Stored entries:

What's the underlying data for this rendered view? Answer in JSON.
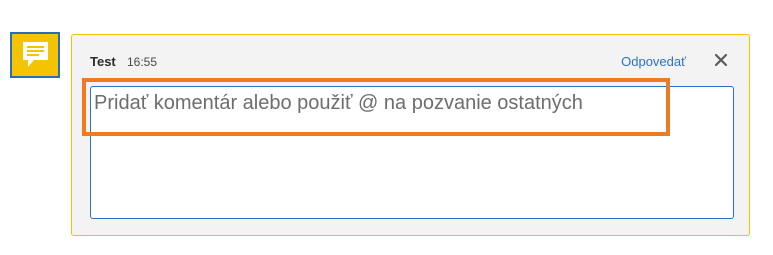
{
  "comment": {
    "author": "Test",
    "time": "16:55",
    "reply_label": "Odpovedať",
    "input_placeholder": "Pridať komentár alebo použiť @ na pozvanie ostatných"
  },
  "icons": {
    "marker": "comment-note-icon",
    "close": "close-icon"
  },
  "colors": {
    "marker_fill": "#f5c400",
    "marker_border": "#2b6cb4",
    "panel_border": "#f2c200",
    "link": "#2a72c5",
    "highlight": "#ee7a22"
  }
}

__TASK OBJECTIVE__
Your task is to transcribe all of the records precisely, with no images included.

__SOLUTION TO THIS TASK__
What's the underlying data for this rendered view? Answer in JSON.
{
  "comment": {
    "author": "Test",
    "time": "16:55",
    "reply_label": "Odpovedať",
    "input_placeholder": "Pridať komentár alebo použiť @ na pozvanie ostatných"
  },
  "icons": {
    "marker": "comment-note-icon",
    "close": "close-icon"
  },
  "colors": {
    "marker_fill": "#f5c400",
    "marker_border": "#2b6cb4",
    "panel_border": "#f2c200",
    "link": "#2a72c5",
    "highlight": "#ee7a22"
  }
}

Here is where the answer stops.